- THE REQUEST: Take the data below and repeat it exactly.

— Start —

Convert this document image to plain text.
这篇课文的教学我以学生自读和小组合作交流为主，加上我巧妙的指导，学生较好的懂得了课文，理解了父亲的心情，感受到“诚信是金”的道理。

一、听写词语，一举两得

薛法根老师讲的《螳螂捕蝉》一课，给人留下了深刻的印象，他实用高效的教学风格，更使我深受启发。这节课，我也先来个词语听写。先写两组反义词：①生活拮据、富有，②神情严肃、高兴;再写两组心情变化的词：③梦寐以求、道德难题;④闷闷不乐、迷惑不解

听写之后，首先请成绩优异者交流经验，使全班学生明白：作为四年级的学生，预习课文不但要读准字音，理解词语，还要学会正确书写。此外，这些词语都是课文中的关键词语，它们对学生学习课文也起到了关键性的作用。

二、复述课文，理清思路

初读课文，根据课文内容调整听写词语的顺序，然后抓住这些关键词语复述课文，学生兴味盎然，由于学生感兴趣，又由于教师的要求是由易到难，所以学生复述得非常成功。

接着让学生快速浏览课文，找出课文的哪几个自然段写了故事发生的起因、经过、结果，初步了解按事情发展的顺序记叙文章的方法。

— End —

- RESULT:
Convert this document image to plain text.
这篇课文的教学我以学生自读和小组合作交流为主，加上我巧妙的指导，学生较好的懂得了课文，理解了父亲的心情，感受到“诚信是金”的道理。

一、听写词语，一举两得

薛法根老师讲的《螳螂捕蝉》一课，给人留下了深刻的印象，他实用高效的教学风格，更使我深受启发。这节课，我也先来个词语听写。先写两组反义词：①生活拮据、富有，②神情严肃、高兴;再写两组心情变化的词：③梦寐以求、道德难题;④闷闷不乐、迷惑不解

听写之后，首先请成绩优异者交流经验，使全班学生明白：作为四年级的学生，预习课文不但要读准字音，理解词语，还要学会正确书写。此外，这些词语都是课文中的关键词语，它们对学生学习课文也起到了关键性的作用。

二、复述课文，理清思路

初读课文，根据课文内容调整听写词语的顺序，然后抓住这些关键词语复述课文，学生兴味盎然，由于学生感兴趣，又由于教师的要求是由易到难，所以学生复述得非常成功。

接着让学生快速浏览课文，找出课文的哪几个自然段写了故事发生的起因、经过、结果，初步了解按事情发展的顺序记叙文章的方法。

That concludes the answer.